REQUIREMENT: Copy out every line of the records where the string "right" occurs.
* begin SUPPLIED MATERIAL *
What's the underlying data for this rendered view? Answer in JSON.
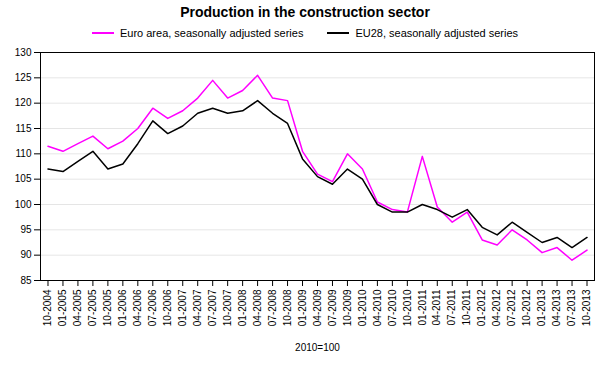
{
  "chart_data": {
    "type": "line",
    "title": "Production in the construction sector",
    "xlabel": "2010=100",
    "categories": [
      "10-2004",
      "01-2005",
      "04-2005",
      "07-2005",
      "10-2005",
      "01-2006",
      "04-2006",
      "07-2006",
      "10-2006",
      "01-2007",
      "04-2007",
      "07-2007",
      "10-2007",
      "01-2008",
      "04-2008",
      "07-2008",
      "10-2008",
      "01-2009",
      "04-2009",
      "07-2009",
      "10-2009",
      "01-2010",
      "04-2010",
      "07-2010",
      "10-2010",
      "01-2011",
      "04-2011",
      "07-2011",
      "10-2011",
      "01-2012",
      "04-2012",
      "07-2012",
      "10-2012",
      "01-2013",
      "04-2013",
      "07-2013",
      "10-2013"
    ],
    "series": [
      {
        "name": "Euro area, seasonally adjusted series",
        "color": "#FF00FF",
        "values": [
          111.5,
          110.5,
          112.0,
          113.5,
          111.0,
          112.5,
          115.0,
          119.0,
          117.0,
          118.5,
          121.0,
          124.5,
          121.0,
          122.5,
          125.5,
          121.0,
          120.5,
          110.5,
          106.0,
          104.5,
          110.0,
          107.0,
          100.5,
          99.0,
          98.5,
          109.5,
          99.5,
          96.5,
          98.5,
          93.0,
          92.0,
          95.0,
          93.0,
          90.5,
          91.5,
          89.0,
          91.0
        ]
      },
      {
        "name": "EU28, seasonally adjusted series",
        "color": "#000000",
        "values": [
          107.0,
          106.5,
          108.5,
          110.5,
          107.0,
          108.0,
          112.0,
          116.5,
          114.0,
          115.5,
          118.0,
          119.0,
          118.0,
          118.5,
          120.5,
          118.0,
          116.0,
          109.0,
          105.5,
          104.0,
          107.0,
          105.0,
          100.0,
          98.5,
          98.5,
          100.0,
          99.0,
          97.5,
          99.0,
          95.5,
          94.0,
          96.5,
          94.5,
          92.5,
          93.5,
          91.5,
          93.5
        ]
      }
    ],
    "ylim": [
      85,
      130
    ],
    "yticks": [
      85,
      90,
      95,
      100,
      105,
      110,
      115,
      120,
      125,
      130
    ],
    "grid": true,
    "legend": "top"
  }
}
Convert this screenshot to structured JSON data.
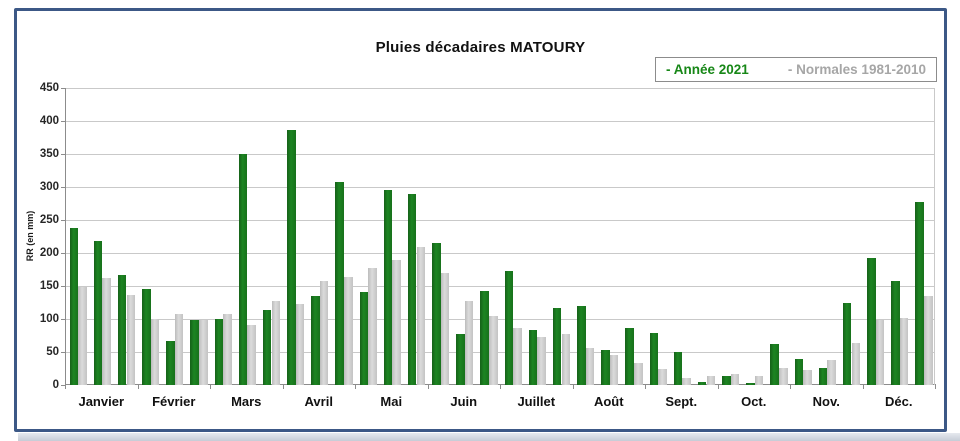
{
  "chart": {
    "title": "Pluies décadaires MATOURY",
    "ylabel": "RR (en mm)"
  },
  "legend": {
    "annee_label": "- Année 2021",
    "normales_label": "- Normales 1981-2010",
    "annee_color": "#178717",
    "normales_color": "#a6a6a6"
  },
  "chart_data": {
    "type": "bar",
    "title": "Pluies décadaires MATOURY",
    "ylabel": "RR (en mm)",
    "ylim": [
      0,
      450
    ],
    "ytick_step": 50,
    "yticks": [
      0,
      50,
      100,
      150,
      200,
      250,
      300,
      350,
      400,
      450
    ],
    "grid": true,
    "legend_position": "top-right",
    "categories": [
      "Janvier",
      "Février",
      "Mars",
      "Avril",
      "Mai",
      "Juin",
      "Juillet",
      "Août",
      "Sept.",
      "Oct.",
      "Nov.",
      "Déc."
    ],
    "decades_per_month": 3,
    "series": [
      {
        "name": "Année 2021",
        "color": "#1b7a1e",
        "values": [
          238,
          218,
          167,
          146,
          67,
          98,
          100,
          350,
          113,
          387,
          135,
          307,
          141,
          296,
          290,
          215,
          78,
          142,
          172,
          83,
          117,
          120,
          53,
          87,
          79,
          50,
          4,
          13,
          3,
          62,
          40,
          26,
          125,
          193,
          157,
          277
        ]
      },
      {
        "name": "Normales 1981-2010",
        "color": "#c9c9c9",
        "values": [
          149,
          162,
          137,
          100,
          107,
          98,
          108,
          91,
          128,
          122,
          157,
          163,
          177,
          189,
          209,
          170,
          127,
          104,
          86,
          72,
          78,
          56,
          45,
          33,
          24,
          11,
          13,
          16,
          14,
          26,
          22,
          38,
          63,
          98,
          101,
          135
        ]
      }
    ]
  }
}
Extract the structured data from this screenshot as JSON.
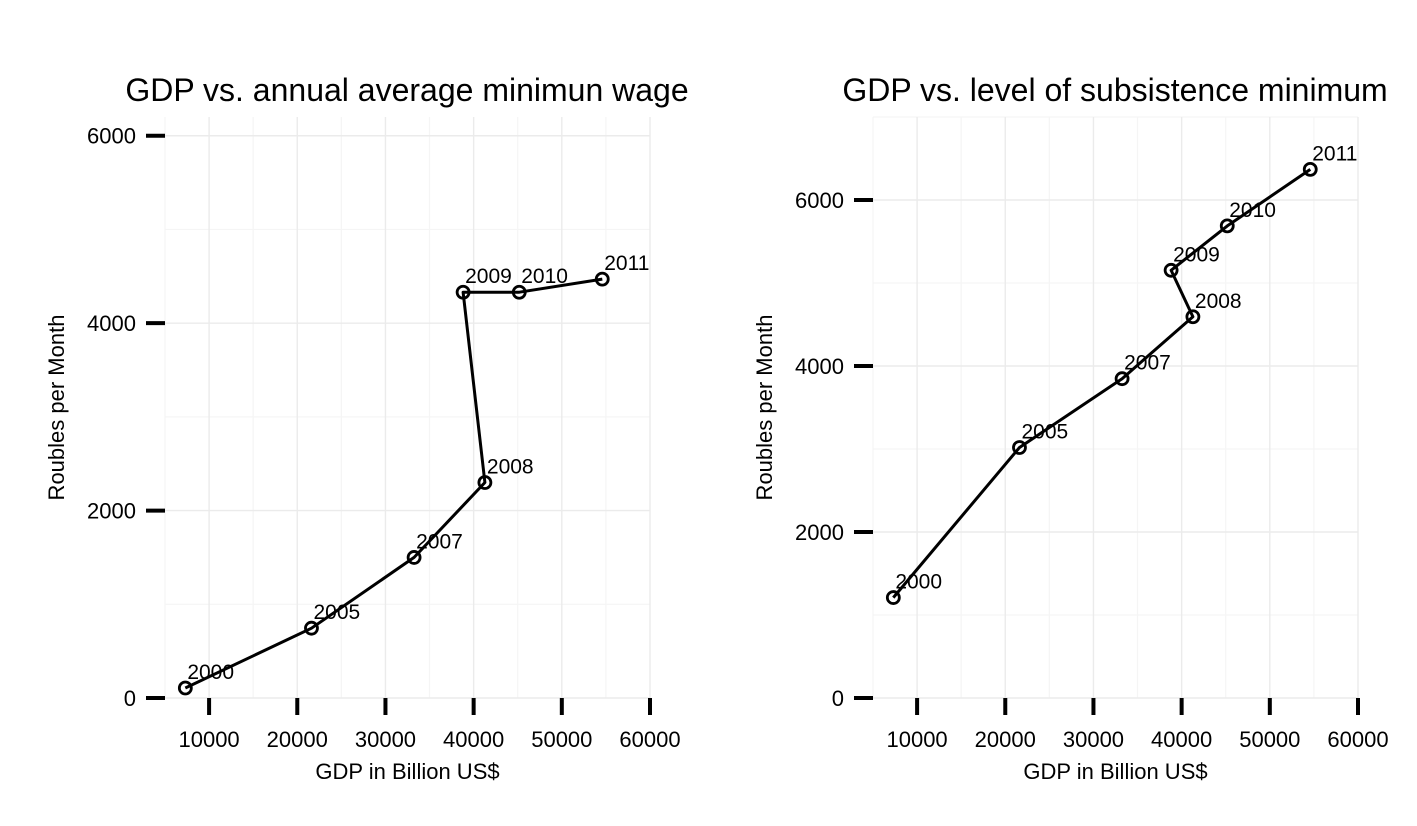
{
  "chart_data": [
    {
      "type": "line",
      "title": "GDP vs. annual average minimun wage",
      "xlabel": "GDP in Billion US$",
      "ylabel": "Roubles per Month",
      "xlim": [
        5000,
        60000
      ],
      "ylim": [
        0,
        6200
      ],
      "xticks": [
        10000,
        20000,
        30000,
        40000,
        50000,
        60000
      ],
      "yticks": [
        0,
        2000,
        4000,
        6000
      ],
      "grid": true,
      "series": [
        {
          "points": [
            {
              "x": 7306,
              "y": 107,
              "label": "2000"
            },
            {
              "x": 21610,
              "y": 745,
              "label": "2005"
            },
            {
              "x": 33248,
              "y": 1500,
              "label": "2007"
            },
            {
              "x": 41277,
              "y": 2300,
              "label": "2008"
            },
            {
              "x": 38807,
              "y": 4330,
              "label": "2009"
            },
            {
              "x": 45173,
              "y": 4330,
              "label": "2010"
            },
            {
              "x": 54586,
              "y": 4470,
              "label": "2011"
            }
          ]
        }
      ]
    },
    {
      "type": "line",
      "title": "GDP vs. level of subsistence minimum",
      "xlabel": "GDP in Billion US$",
      "ylabel": "Roubles per Month",
      "xlim": [
        5000,
        60000
      ],
      "ylim": [
        0,
        7000
      ],
      "xticks": [
        10000,
        20000,
        30000,
        40000,
        50000,
        60000
      ],
      "yticks": [
        0,
        2000,
        4000,
        6000
      ],
      "grid": true,
      "series": [
        {
          "points": [
            {
              "x": 7306,
              "y": 1210,
              "label": "2000"
            },
            {
              "x": 21610,
              "y": 3018,
              "label": "2005"
            },
            {
              "x": 33248,
              "y": 3847,
              "label": "2007"
            },
            {
              "x": 41277,
              "y": 4593,
              "label": "2008"
            },
            {
              "x": 38807,
              "y": 5153,
              "label": "2009"
            },
            {
              "x": 45173,
              "y": 5688,
              "label": "2010"
            },
            {
              "x": 54586,
              "y": 6369,
              "label": "2011"
            }
          ]
        }
      ]
    }
  ]
}
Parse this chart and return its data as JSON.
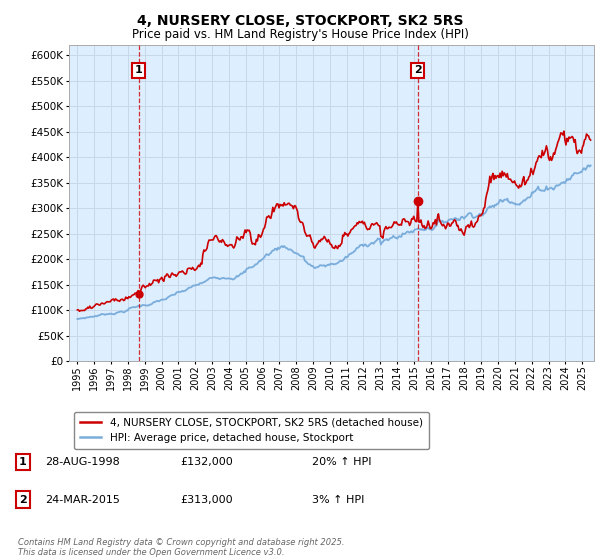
{
  "title": "4, NURSERY CLOSE, STOCKPORT, SK2 5RS",
  "subtitle": "Price paid vs. HM Land Registry's House Price Index (HPI)",
  "sale1_date": "28-AUG-1998",
  "sale1_price": 132000,
  "sale1_label": "20% ↑ HPI",
  "sale2_date": "24-MAR-2015",
  "sale2_price": 313000,
  "sale2_label": "3% ↑ HPI",
  "legend_line1": "4, NURSERY CLOSE, STOCKPORT, SK2 5RS (detached house)",
  "legend_line2": "HPI: Average price, detached house, Stockport",
  "footer": "Contains HM Land Registry data © Crown copyright and database right 2025.\nThis data is licensed under the Open Government Licence v3.0.",
  "red_color": "#cc0000",
  "blue_color": "#7aaddb",
  "dot_color": "#cc0000",
  "vline_color": "#cc0000",
  "grid_color": "#c8d8e8",
  "bg_color": "#ddeeff",
  "ylim": [
    0,
    620000
  ],
  "yticks": [
    0,
    50000,
    100000,
    150000,
    200000,
    250000,
    300000,
    350000,
    400000,
    450000,
    500000,
    550000,
    600000
  ],
  "xstart": 1994.5,
  "xend": 2025.7,
  "sale1_x": 1998.65,
  "sale2_x": 2015.23
}
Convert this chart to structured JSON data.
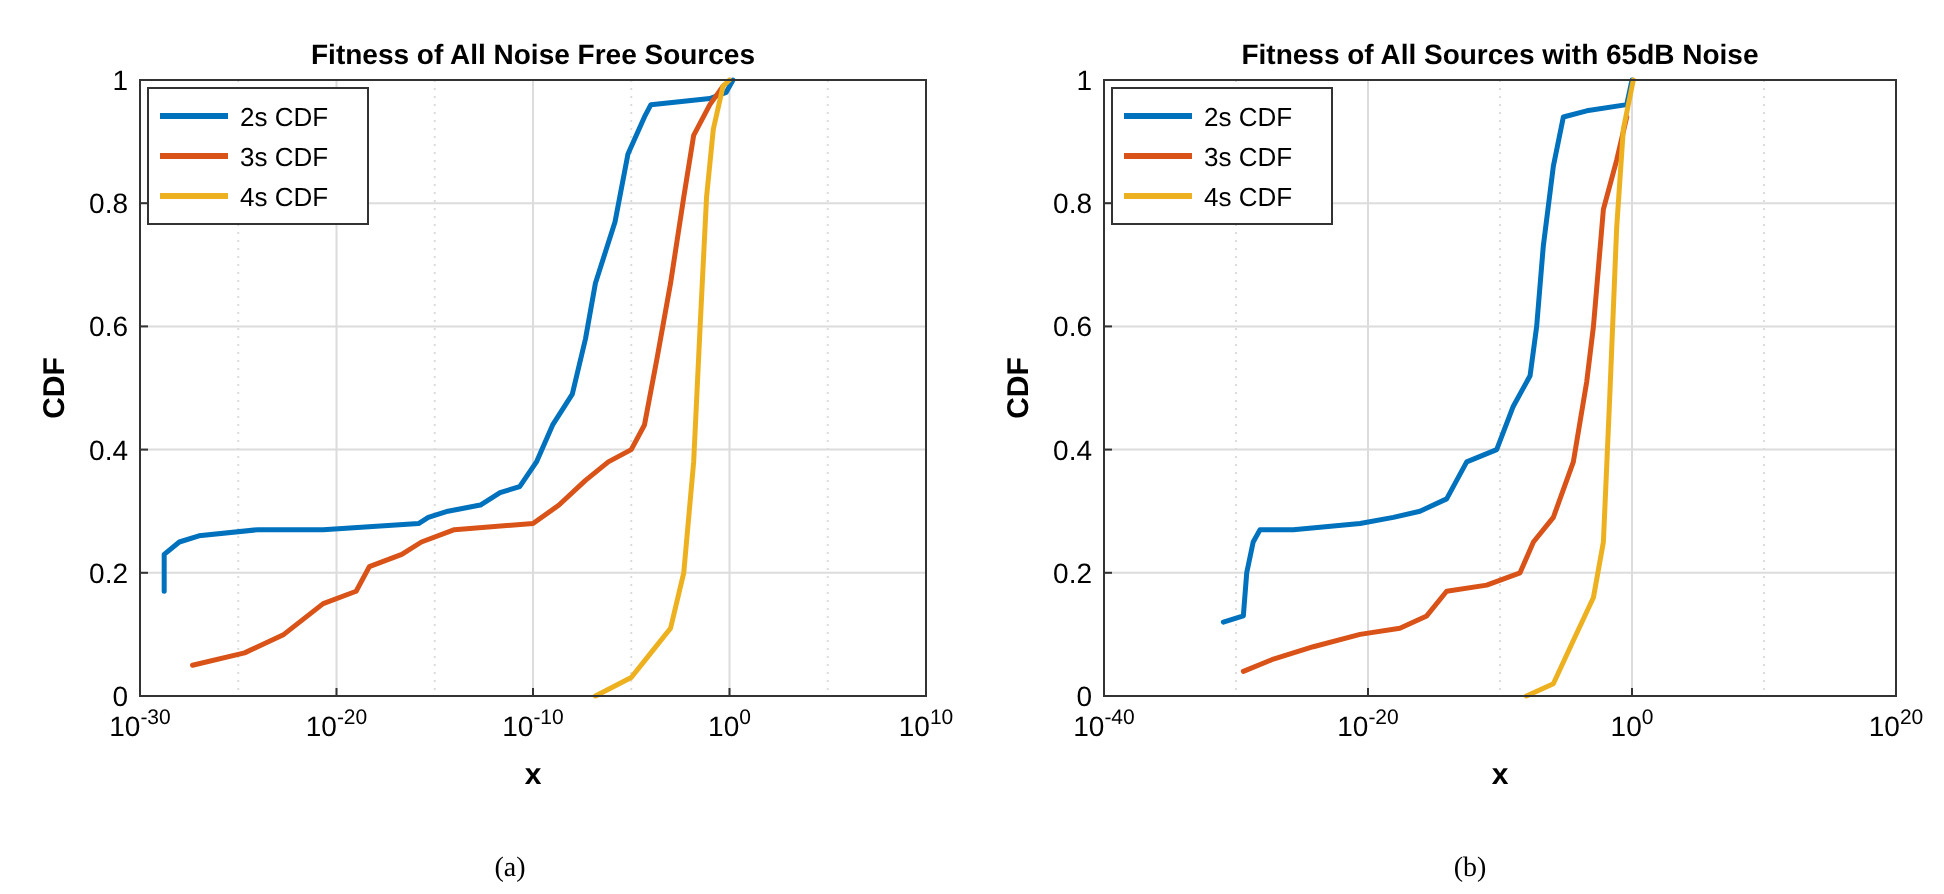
{
  "chart_data": [
    {
      "type": "line",
      "title": "Fitness of All Noise Free Sources",
      "xlabel": "x",
      "ylabel": "CDF",
      "log": "x",
      "grid": true,
      "legend": "top left",
      "line_style": "solid",
      "marker": "none",
      "xlim": [
        1e-30,
        10000000000.0
      ],
      "xticks": [
        {
          "value": 1e-30,
          "label": "10$^{-30}$"
        },
        {
          "value": 1e-20,
          "label": "10$^{-20}$"
        },
        {
          "value": 1e-10,
          "label": "10$^{-10}$"
        },
        {
          "value": 1,
          "label": "10$^{0}$"
        },
        {
          "value": 10000000000.0,
          "label": "10$^{10}$"
        }
      ],
      "ylim": [
        0,
        1
      ],
      "yticks": [
        0,
        0.2,
        0.4,
        0.6,
        0.8,
        1
      ],
      "annotations": [
        "(a)"
      ],
      "series": [
        {
          "name": "2s CDF",
          "color": "#0072bd",
          "x": [
            1.7e-29,
            1.7e-29,
            1e-28,
            1e-27,
            1e-24,
            2.1e-21,
            1.5e-16,
            4.7e-16,
            4.7e-15,
            2.1e-13,
            2.1e-12,
            2.1e-11,
            1.5e-10,
            1e-09,
            1e-08,
            4.7e-08,
            1.5e-07,
            1.5e-06,
            6.8e-06,
            4.7e-05,
            0.0001,
            0.1,
            0.68,
            1.5
          ],
          "values": [
            0.17,
            0.23,
            0.25,
            0.26,
            0.27,
            0.27,
            0.28,
            0.29,
            0.3,
            0.31,
            0.33,
            0.34,
            0.38,
            0.44,
            0.49,
            0.58,
            0.67,
            0.77,
            0.88,
            0.94,
            0.96,
            0.97,
            0.98,
            1
          ]
        },
        {
          "name": "3s CDF",
          "color": "#d95319",
          "x": [
            4.7e-28,
            2.1e-25,
            2.1e-23,
            2.1e-21,
            1e-19,
            4.7e-19,
            2.1e-17,
            2.1e-16,
            1e-14,
            1e-10,
            2.1e-09,
            4.7e-08,
            6.8e-07,
            1e-05,
            4.7e-05,
            0.00021,
            0.001,
            0.0047,
            0.015,
            0.1,
            0.47
          ],
          "values": [
            0.05,
            0.07,
            0.1,
            0.15,
            0.17,
            0.21,
            0.23,
            0.25,
            0.27,
            0.28,
            0.31,
            0.35,
            0.38,
            0.4,
            0.44,
            0.55,
            0.67,
            0.81,
            0.91,
            0.96,
            0.99
          ]
        },
        {
          "name": "4s CDF",
          "color": "#edb120",
          "x": [
            1.5e-07,
            1e-05,
            0.0001,
            0.001,
            0.0047,
            0.015,
            0.032,
            0.068,
            0.15,
            0.47,
            1
          ],
          "values": [
            0,
            0.03,
            0.07,
            0.11,
            0.2,
            0.38,
            0.6,
            0.81,
            0.92,
            0.99,
            1
          ]
        }
      ]
    },
    {
      "type": "line",
      "title": "Fitness of All Sources with 65dB Noise",
      "xlabel": "x",
      "ylabel": "CDF",
      "log": "x",
      "grid": true,
      "legend": "top left",
      "line_style": "solid",
      "marker": "none",
      "xlim": [
        1e-40,
        1e+20
      ],
      "xticks": [
        {
          "value": 1e-40,
          "label": "10$^{-40}$"
        },
        {
          "value": 1e-20,
          "label": "10$^{-20}$"
        },
        {
          "value": 1,
          "label": "10$^{0}$"
        },
        {
          "value": 1e+20,
          "label": "10$^{20}$"
        }
      ],
      "ylim": [
        0,
        1
      ],
      "yticks": [
        0,
        0.2,
        0.4,
        0.6,
        0.8,
        1
      ],
      "annotations": [
        "(b)"
      ],
      "series": [
        {
          "name": "2s CDF",
          "color": "#0072bd",
          "x": [
            1.1e-31,
            3.6e-30,
            6.5e-30,
            2e-29,
            6.6e-29,
            2.2e-26,
            2.5e-21,
            8.3e-19,
            8.7e-17,
            9.1e-15,
            3e-13,
            5.6e-11,
            1e-09,
            1.9e-08,
            6e-08,
            1.9e-07,
            1.1e-06,
            6.3e-06,
            0.00037,
            0.4,
            1
          ],
          "values": [
            0.12,
            0.13,
            0.2,
            0.25,
            0.27,
            0.27,
            0.28,
            0.29,
            0.3,
            0.32,
            0.38,
            0.4,
            0.47,
            0.52,
            0.6,
            0.73,
            0.86,
            0.94,
            0.95,
            0.96,
            1
          ]
        },
        {
          "name": "3s CDF",
          "color": "#d95319",
          "x": [
            3.6e-30,
            6.8e-28,
            7.2e-25,
            2.5e-21,
            2.6e-18,
            2.8e-16,
            9.1e-15,
            9.8e-12,
            3.3e-09,
            3.4e-08,
            1.1e-06,
            3.6e-05,
            0.00037,
            0.0012,
            0.0068,
            0.069,
            0.4
          ],
          "values": [
            0.04,
            0.06,
            0.08,
            0.1,
            0.11,
            0.13,
            0.17,
            0.18,
            0.2,
            0.25,
            0.29,
            0.38,
            0.51,
            0.6,
            0.79,
            0.87,
            0.94
          ]
        },
        {
          "name": "4s CDF",
          "color": "#edb120",
          "x": [
            1e-08,
            1.1e-06,
            3.6e-05,
            0.0012,
            0.0068,
            0.021,
            0.069,
            0.22,
            1.26
          ],
          "values": [
            0,
            0.02,
            0.09,
            0.16,
            0.25,
            0.49,
            0.76,
            0.92,
            1
          ]
        }
      ]
    }
  ]
}
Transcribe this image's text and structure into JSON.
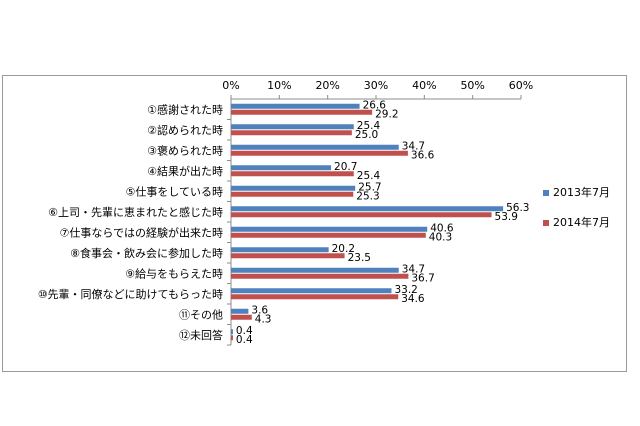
{
  "chart_data": {
    "type": "bar",
    "orientation": "horizontal",
    "categories": [
      "①感謝された時",
      "②認められた時",
      "③褒められた時",
      "④結果が出た時",
      "⑤仕事をしている時",
      "⑥上司・先輩に恵まれたと感じた時",
      "⑦仕事ならではの経験が出来た時",
      "⑧食事会・飲み会に参加した時",
      "⑨給与をもらえた時",
      "⑩先輩・同僚などに助けてもらった時",
      "⑪その他",
      "⑫未回答"
    ],
    "series": [
      {
        "name": "2013年7月",
        "color": "#4f81bd",
        "values": [
          26.6,
          25.4,
          34.7,
          20.7,
          25.7,
          56.3,
          40.6,
          20.2,
          34.7,
          33.2,
          3.6,
          0.4
        ],
        "labels": [
          "26.6",
          "25.4",
          "34.7",
          "20.7",
          "25.7",
          "56.3",
          "40.6",
          "20.2",
          "34.7",
          "33.2",
          "3.6",
          "0.4"
        ]
      },
      {
        "name": "2014年7月",
        "color": "#c0504d",
        "values": [
          29.2,
          25.0,
          36.6,
          25.4,
          25.3,
          53.9,
          40.3,
          23.5,
          36.7,
          34.6,
          4.3,
          0.4
        ],
        "labels": [
          "29.2",
          "25.0",
          "36.6",
          "25.4",
          "25.3",
          "53.9",
          "40.3",
          "23.5",
          "36.7",
          "34.6",
          "4.3",
          "0.4"
        ]
      }
    ],
    "xlim": [
      0,
      60
    ],
    "ticks": [
      0,
      10,
      20,
      30,
      40,
      50,
      60
    ],
    "tick_labels": [
      "0%",
      "10%",
      "20%",
      "30%",
      "40%",
      "50%",
      "60%"
    ],
    "grid": false,
    "axis_position": "top",
    "legend_position": "right"
  }
}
* end SUPPLIED MATERIAL *
FINAL RESULT:
    "legend_position": "top-right",
  "footer": "Contains HM Land Registry data © Crown copyright and database right 2025.\nThis data is licensed under the Open Government Licence v3.0.",
    "legend_position": "right"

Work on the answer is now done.